## Listed entries
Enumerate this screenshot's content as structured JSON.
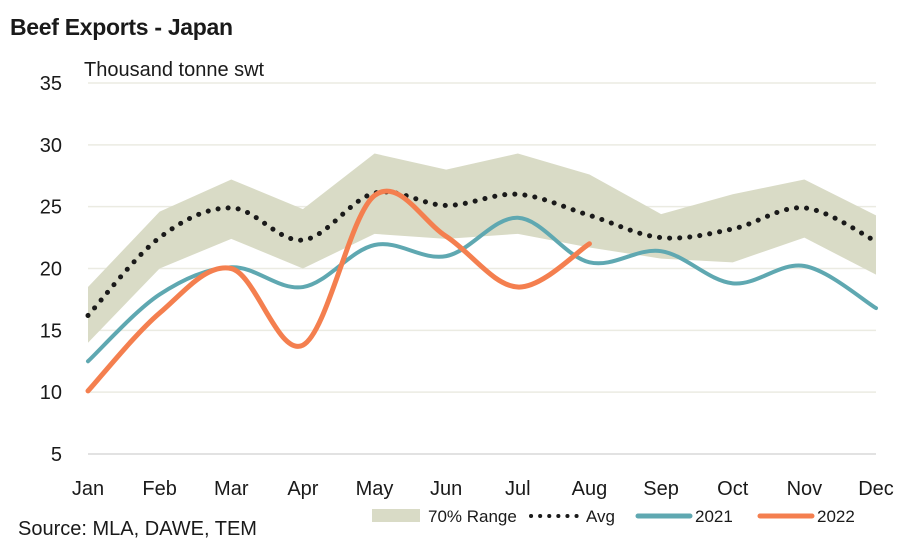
{
  "title": "Beef Exports - Japan",
  "source": "Source: MLA, DAWE, TEM",
  "colors": {
    "range": "#d9dbc6",
    "avg": "#1a1a1a",
    "s2021": "#5fa8b1",
    "s2022": "#f47f4f",
    "grid": "#ebebe2"
  },
  "chart_data": {
    "type": "line",
    "title": "Beef Exports - Japan",
    "ylabel": "Thousand tonne swt",
    "xlabel": "",
    "ylim": [
      5,
      35
    ],
    "yticks": [
      5,
      10,
      15,
      20,
      25,
      30,
      35
    ],
    "grid": true,
    "legend_position": "bottom-right",
    "categories": [
      "Jan",
      "Feb",
      "Mar",
      "Apr",
      "May",
      "Jun",
      "Jul",
      "Aug",
      "Sep",
      "Oct",
      "Nov",
      "Dec"
    ],
    "range": {
      "name": "70% Range",
      "lower": [
        14.0,
        20.0,
        22.4,
        20.0,
        22.8,
        22.4,
        22.8,
        21.7,
        20.8,
        20.5,
        22.5,
        19.5
      ],
      "upper": [
        18.5,
        24.6,
        27.2,
        24.8,
        29.3,
        28.0,
        29.3,
        27.6,
        24.4,
        26.0,
        27.2,
        24.3
      ]
    },
    "series": [
      {
        "name": "Avg",
        "style": "dotted",
        "values": [
          16.2,
          22.5,
          24.9,
          22.3,
          26.1,
          25.1,
          26.0,
          24.3,
          22.5,
          23.2,
          24.9,
          22.2
        ]
      },
      {
        "name": "2021",
        "style": "solid",
        "values": [
          12.5,
          17.9,
          20.1,
          18.5,
          21.9,
          21.0,
          24.1,
          20.5,
          21.4,
          18.8,
          20.2,
          16.8
        ]
      },
      {
        "name": "2022",
        "style": "solid",
        "values": [
          10.1,
          16.4,
          20.0,
          13.8,
          25.9,
          22.6,
          18.5,
          22.0
        ]
      }
    ]
  },
  "legend": [
    {
      "key": "range",
      "label": "70% Range"
    },
    {
      "key": "avg",
      "label": "Avg"
    },
    {
      "key": "s2021",
      "label": "2021"
    },
    {
      "key": "s2022",
      "label": "2022"
    }
  ]
}
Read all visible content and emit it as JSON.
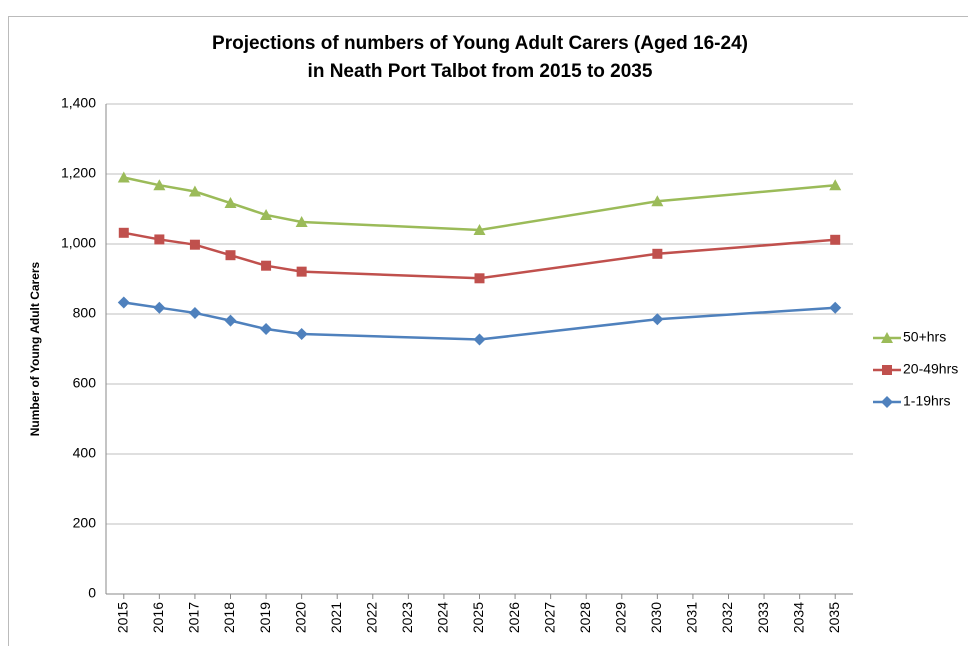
{
  "chart_data": {
    "type": "line",
    "title": [
      "Projections of numbers of Young Adult Carers (Aged 16-24)",
      "in Neath Port Talbot from 2015 to 2035"
    ],
    "y_label": "Number of Young Adult Carers",
    "x": [
      2015,
      2016,
      2017,
      2018,
      2019,
      2020,
      2025,
      2030,
      2035
    ],
    "xlim": [
      2014.5,
      2035.5
    ],
    "xticks": [
      2015,
      2016,
      2017,
      2018,
      2019,
      2020,
      2021,
      2022,
      2023,
      2024,
      2025,
      2026,
      2027,
      2028,
      2029,
      2030,
      2031,
      2032,
      2033,
      2034,
      2035
    ],
    "ylim": [
      0,
      1400
    ],
    "yticks": [
      0,
      200,
      400,
      600,
      800,
      {
        "value": 1000,
        "label": "1,000"
      },
      {
        "value": 1200,
        "label": "1,200"
      },
      {
        "value": 1400,
        "label": "1,400"
      }
    ],
    "grid": true,
    "legend": "right",
    "series": [
      {
        "name": "50+hrs",
        "color": "#9bbb59",
        "marker": "triangle",
        "values": [
          1190,
          1168,
          1150,
          1117,
          1083,
          1063,
          1040,
          1122,
          1168
        ]
      },
      {
        "name": "20-49hrs",
        "color": "#c0504d",
        "marker": "square",
        "values": [
          1032,
          1013,
          998,
          968,
          938,
          921,
          902,
          972,
          1012
        ]
      },
      {
        "name": "1-19hrs",
        "color": "#4f81bd",
        "marker": "diamond",
        "values": [
          833,
          818,
          803,
          781,
          757,
          743,
          727,
          785,
          818
        ]
      }
    ]
  }
}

## Stated task
Omit every image. Quote each record exactly.

## Answer to this problem
Enumerate this screenshot's content as structured JSON.
{
  "title": "Beef Exports - Japan",
  "source": "Source: MLA, DAWE, TEM",
  "colors": {
    "range": "#d9dbc6",
    "avg": "#1a1a1a",
    "s2021": "#5fa8b1",
    "s2022": "#f47f4f",
    "grid": "#ebebe2"
  },
  "chart_data": {
    "type": "line",
    "title": "Beef Exports - Japan",
    "ylabel": "Thousand tonne swt",
    "xlabel": "",
    "ylim": [
      5,
      35
    ],
    "yticks": [
      5,
      10,
      15,
      20,
      25,
      30,
      35
    ],
    "grid": true,
    "legend_position": "bottom-right",
    "categories": [
      "Jan",
      "Feb",
      "Mar",
      "Apr",
      "May",
      "Jun",
      "Jul",
      "Aug",
      "Sep",
      "Oct",
      "Nov",
      "Dec"
    ],
    "range": {
      "name": "70% Range",
      "lower": [
        14.0,
        20.0,
        22.4,
        20.0,
        22.8,
        22.4,
        22.8,
        21.7,
        20.8,
        20.5,
        22.5,
        19.5
      ],
      "upper": [
        18.5,
        24.6,
        27.2,
        24.8,
        29.3,
        28.0,
        29.3,
        27.6,
        24.4,
        26.0,
        27.2,
        24.3
      ]
    },
    "series": [
      {
        "name": "Avg",
        "style": "dotted",
        "values": [
          16.2,
          22.5,
          24.9,
          22.3,
          26.1,
          25.1,
          26.0,
          24.3,
          22.5,
          23.2,
          24.9,
          22.2
        ]
      },
      {
        "name": "2021",
        "style": "solid",
        "values": [
          12.5,
          17.9,
          20.1,
          18.5,
          21.9,
          21.0,
          24.1,
          20.5,
          21.4,
          18.8,
          20.2,
          16.8
        ]
      },
      {
        "name": "2022",
        "style": "solid",
        "values": [
          10.1,
          16.4,
          20.0,
          13.8,
          25.9,
          22.6,
          18.5,
          22.0
        ]
      }
    ]
  },
  "legend": [
    {
      "key": "range",
      "label": "70% Range"
    },
    {
      "key": "avg",
      "label": "Avg"
    },
    {
      "key": "s2021",
      "label": "2021"
    },
    {
      "key": "s2022",
      "label": "2022"
    }
  ]
}
Read all visible content and emit it as JSON.
{
  "chart_data": {
    "type": "line",
    "title": [
      "Projections of numbers of Young Adult Carers (Aged 16-24)",
      "in Neath Port Talbot from 2015 to 2035"
    ],
    "y_label": "Number of Young Adult Carers",
    "x": [
      2015,
      2016,
      2017,
      2018,
      2019,
      2020,
      2025,
      2030,
      2035
    ],
    "xlim": [
      2014.5,
      2035.5
    ],
    "xticks": [
      2015,
      2016,
      2017,
      2018,
      2019,
      2020,
      2021,
      2022,
      2023,
      2024,
      2025,
      2026,
      2027,
      2028,
      2029,
      2030,
      2031,
      2032,
      2033,
      2034,
      2035
    ],
    "ylim": [
      0,
      1400
    ],
    "yticks": [
      0,
      200,
      400,
      600,
      800,
      {
        "value": 1000,
        "label": "1,000"
      },
      {
        "value": 1200,
        "label": "1,200"
      },
      {
        "value": 1400,
        "label": "1,400"
      }
    ],
    "grid": true,
    "legend": "right",
    "series": [
      {
        "name": "50+hrs",
        "color": "#9bbb59",
        "marker": "triangle",
        "values": [
          1190,
          1168,
          1150,
          1117,
          1083,
          1063,
          1040,
          1122,
          1168
        ]
      },
      {
        "name": "20-49hrs",
        "color": "#c0504d",
        "marker": "square",
        "values": [
          1032,
          1013,
          998,
          968,
          938,
          921,
          902,
          972,
          1012
        ]
      },
      {
        "name": "1-19hrs",
        "color": "#4f81bd",
        "marker": "diamond",
        "values": [
          833,
          818,
          803,
          781,
          757,
          743,
          727,
          785,
          818
        ]
      }
    ]
  }
}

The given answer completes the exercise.